-------- Record set

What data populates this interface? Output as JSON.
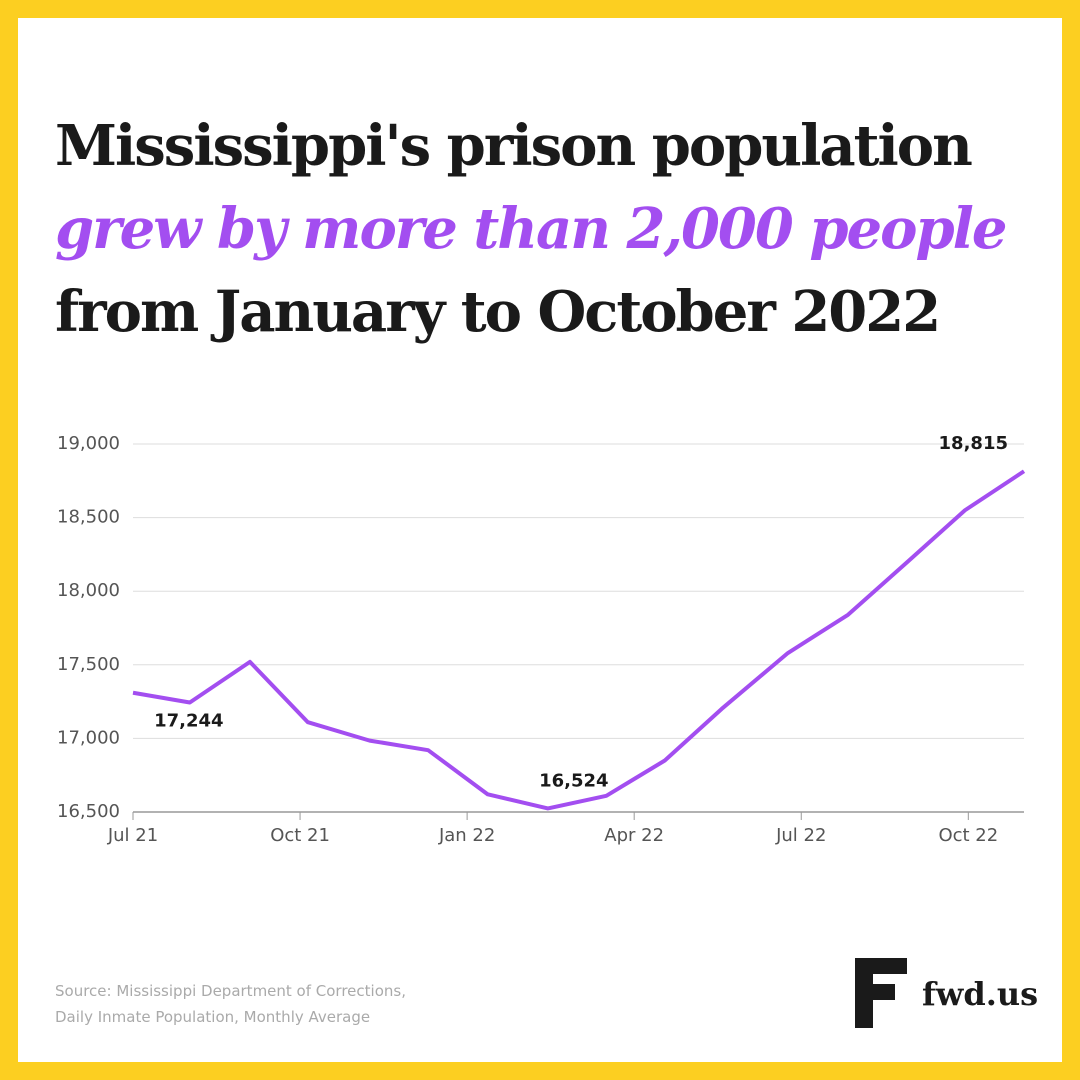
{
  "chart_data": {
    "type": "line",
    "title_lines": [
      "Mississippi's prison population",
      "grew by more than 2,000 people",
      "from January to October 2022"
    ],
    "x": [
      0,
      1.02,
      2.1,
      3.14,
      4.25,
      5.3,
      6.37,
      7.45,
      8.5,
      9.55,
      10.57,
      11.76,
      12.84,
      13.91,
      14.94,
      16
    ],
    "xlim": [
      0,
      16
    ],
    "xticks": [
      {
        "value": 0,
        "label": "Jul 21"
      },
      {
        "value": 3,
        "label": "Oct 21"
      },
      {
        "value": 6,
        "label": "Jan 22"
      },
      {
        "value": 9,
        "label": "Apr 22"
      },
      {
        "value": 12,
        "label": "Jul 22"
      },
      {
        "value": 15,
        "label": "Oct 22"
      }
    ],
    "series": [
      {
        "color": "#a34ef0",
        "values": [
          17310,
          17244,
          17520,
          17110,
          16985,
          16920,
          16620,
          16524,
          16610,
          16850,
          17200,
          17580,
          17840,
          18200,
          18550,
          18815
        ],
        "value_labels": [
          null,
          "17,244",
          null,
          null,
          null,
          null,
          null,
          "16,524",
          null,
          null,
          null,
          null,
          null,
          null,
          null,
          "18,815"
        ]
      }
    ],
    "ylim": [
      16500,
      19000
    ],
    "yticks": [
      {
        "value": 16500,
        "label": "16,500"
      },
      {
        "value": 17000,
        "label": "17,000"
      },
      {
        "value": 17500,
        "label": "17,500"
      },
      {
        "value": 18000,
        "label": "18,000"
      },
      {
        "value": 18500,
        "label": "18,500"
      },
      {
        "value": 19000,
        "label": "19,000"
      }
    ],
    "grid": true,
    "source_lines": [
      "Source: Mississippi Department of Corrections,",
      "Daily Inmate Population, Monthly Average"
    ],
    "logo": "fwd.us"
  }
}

----------------

### What to work on
Copy each line of the records containing the string "Mississippi".

### Right answer
      "Mississippi's prison population",
      "Source: Mississippi Department of Corrections,",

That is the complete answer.